(Entries taken from a collection)
—————

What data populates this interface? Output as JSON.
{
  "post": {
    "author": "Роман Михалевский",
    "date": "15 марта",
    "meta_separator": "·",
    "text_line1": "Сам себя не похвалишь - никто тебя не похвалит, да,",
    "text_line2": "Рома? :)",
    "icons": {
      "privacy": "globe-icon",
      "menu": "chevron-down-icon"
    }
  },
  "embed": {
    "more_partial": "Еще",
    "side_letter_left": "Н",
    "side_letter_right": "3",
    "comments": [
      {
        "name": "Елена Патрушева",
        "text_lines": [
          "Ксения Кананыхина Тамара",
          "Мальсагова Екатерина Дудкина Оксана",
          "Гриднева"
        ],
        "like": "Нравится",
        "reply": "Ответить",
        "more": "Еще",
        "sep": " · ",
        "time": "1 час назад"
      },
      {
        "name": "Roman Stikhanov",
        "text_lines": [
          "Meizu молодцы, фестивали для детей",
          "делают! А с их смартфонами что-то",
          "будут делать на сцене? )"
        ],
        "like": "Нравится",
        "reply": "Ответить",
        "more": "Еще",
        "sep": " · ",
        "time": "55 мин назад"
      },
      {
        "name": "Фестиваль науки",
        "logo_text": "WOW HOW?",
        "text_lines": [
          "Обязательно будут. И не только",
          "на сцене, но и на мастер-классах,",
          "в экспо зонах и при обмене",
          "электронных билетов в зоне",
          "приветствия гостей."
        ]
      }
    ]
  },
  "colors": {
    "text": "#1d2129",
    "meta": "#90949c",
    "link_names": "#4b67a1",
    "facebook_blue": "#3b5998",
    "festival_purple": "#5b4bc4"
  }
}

—————

◆ Exercise task ◆
Please set down the whole listing above without altering a single line.

◆ Task response ◆
What data populates this interface? Output as JSON.
{
  "post": {
    "author": "Роман Михалевский",
    "date": "15 марта",
    "meta_separator": "·",
    "text_line1": "Сам себя не похвалишь - никто тебя не похвалит, да,",
    "text_line2": "Рома? :)",
    "icons": {
      "privacy": "globe-icon",
      "menu": "chevron-down-icon"
    }
  },
  "embed": {
    "more_partial": "Еще",
    "side_letter_left": "Н",
    "side_letter_right": "3",
    "comments": [
      {
        "name": "Елена Патрушева",
        "text_lines": [
          "Ксения Кананыхина Тамара",
          "Мальсагова Екатерина Дудкина Оксана",
          "Гриднева"
        ],
        "like": "Нравится",
        "reply": "Ответить",
        "more": "Еще",
        "sep": " · ",
        "time": "1 час назад"
      },
      {
        "name": "Roman Stikhanov",
        "text_lines": [
          "Meizu молодцы, фестивали для детей",
          "делают! А с их смартфонами что-то",
          "будут делать на сцене? )"
        ],
        "like": "Нравится",
        "reply": "Ответить",
        "more": "Еще",
        "sep": " · ",
        "time": "55 мин назад"
      },
      {
        "name": "Фестиваль науки",
        "logo_text": "WOW HOW?",
        "text_lines": [
          "Обязательно будут. И не только",
          "на сцене, но и на мастер-классах,",
          "в экспо зонах и при обмене",
          "электронных билетов в зоне",
          "приветствия гостей."
        ]
      }
    ]
  },
  "colors": {
    "text": "#1d2129",
    "meta": "#90949c",
    "link_names": "#4b67a1",
    "facebook_blue": "#3b5998",
    "festival_purple": "#5b4bc4"
  }
}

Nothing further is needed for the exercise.